Task requirements >>
Of all the lines in these entries, how many contain the string "RESISTENCIA"? Give only that count.

** Start of Rows **

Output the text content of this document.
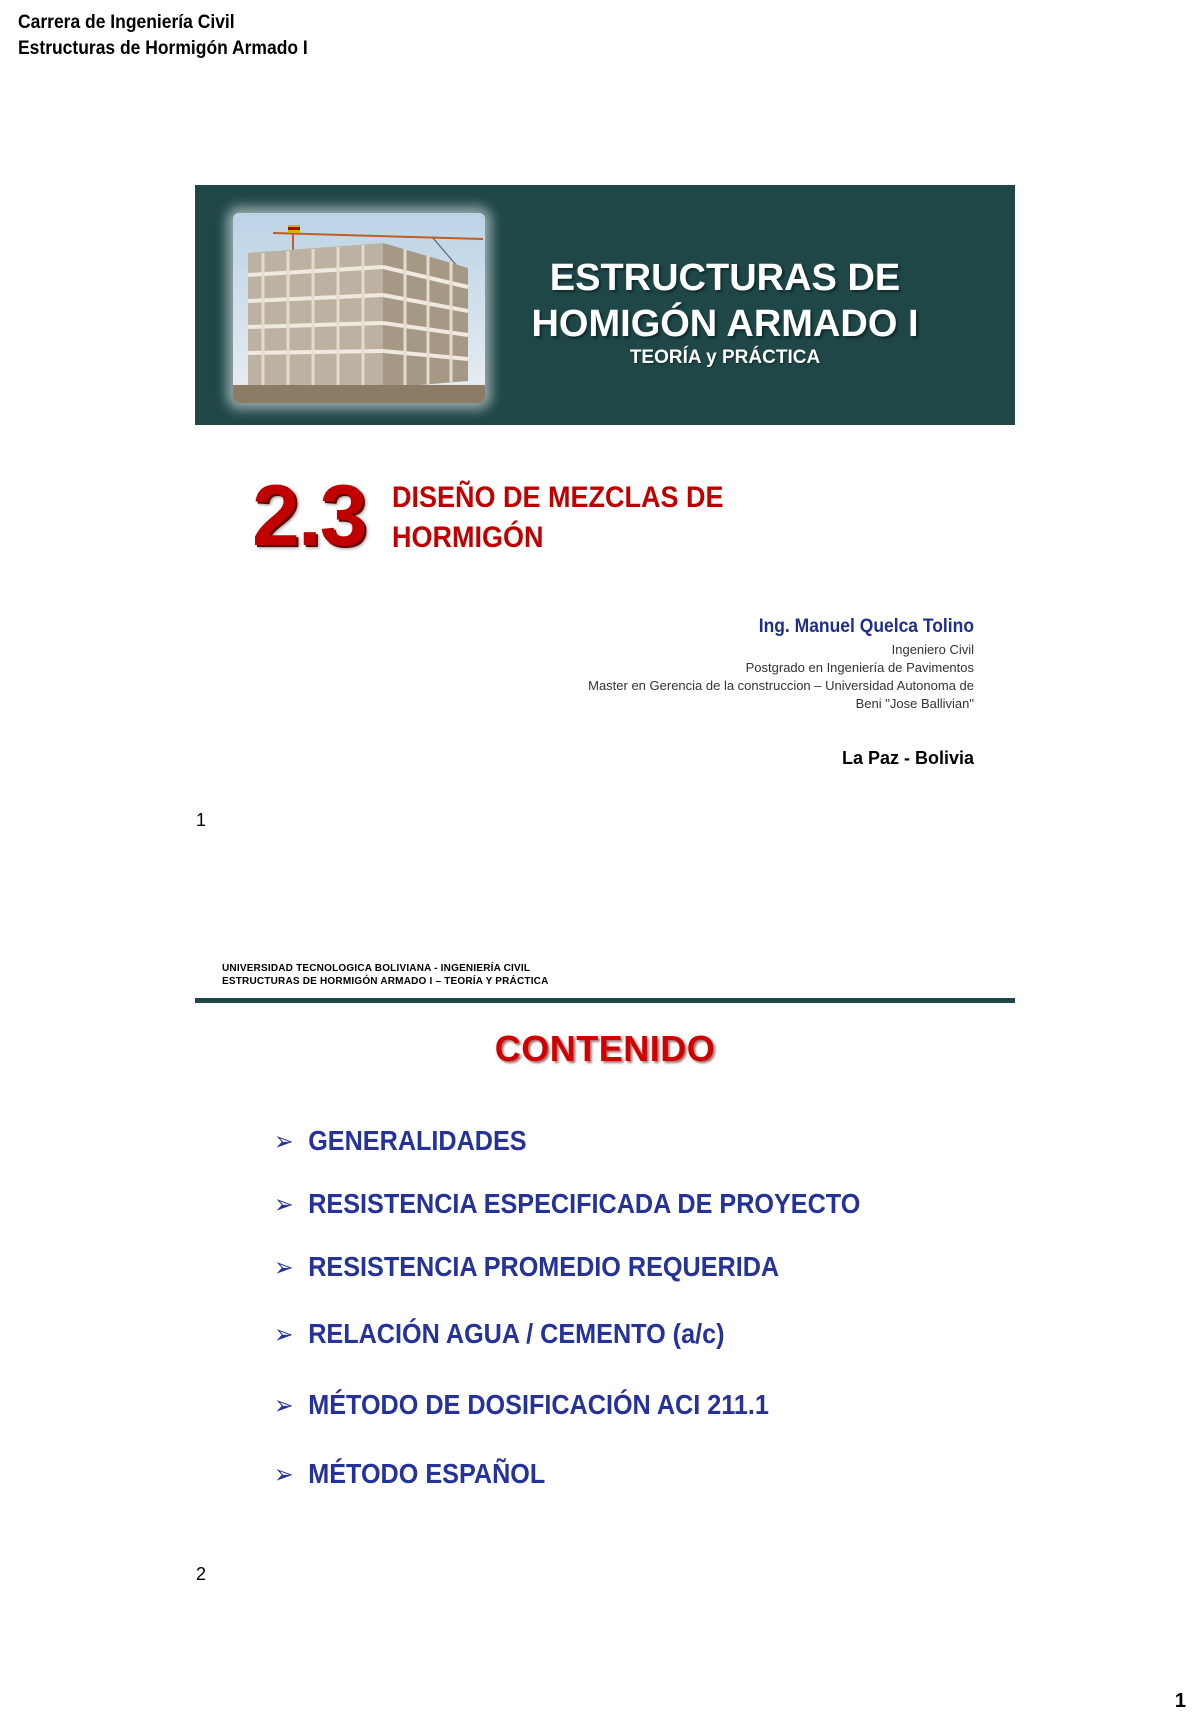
Carrera de Ingeniería Civil
Estructuras de Hormigón Armado I
ESTRUCTURAS DE
HOMIGÓN ARMADO I
TEORÍA y PRÁCTICA
2.3 DISEÑO DE MEZCLAS DE
HORMIGÓN
Ing. Manuel Quelca Tolino
Ingeniero Civil
Postgrado en Ingeniería de Pavimentos
Master en Gerencia de la construccion – Universidad Autonoma de
Beni "Jose Ballivian"
La Paz - Bolivia
1
UNIVERSIDAD TECNOLOGICA BOLIVIANA - INGENIERÍA CIVIL
ESTRUCTURAS DE HORMIGÓN ARMADO I – TEORÍA Y PRÁCTICA
CONTENIDO
➢ GENERALIDADES
➢ RESISTENCIA ESPECIFICADA DE PROYECTO
➢ RESISTENCIA PROMEDIO REQUERIDA
➢ RELACIÓN AGUA / CEMENTO (a/c)
➢ MÉTODO DE DOSIFICACIÓN ACI 211.1
➢ MÉTODO ESPAÑOL
2
1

** End of Rows **

Result for this task >>
2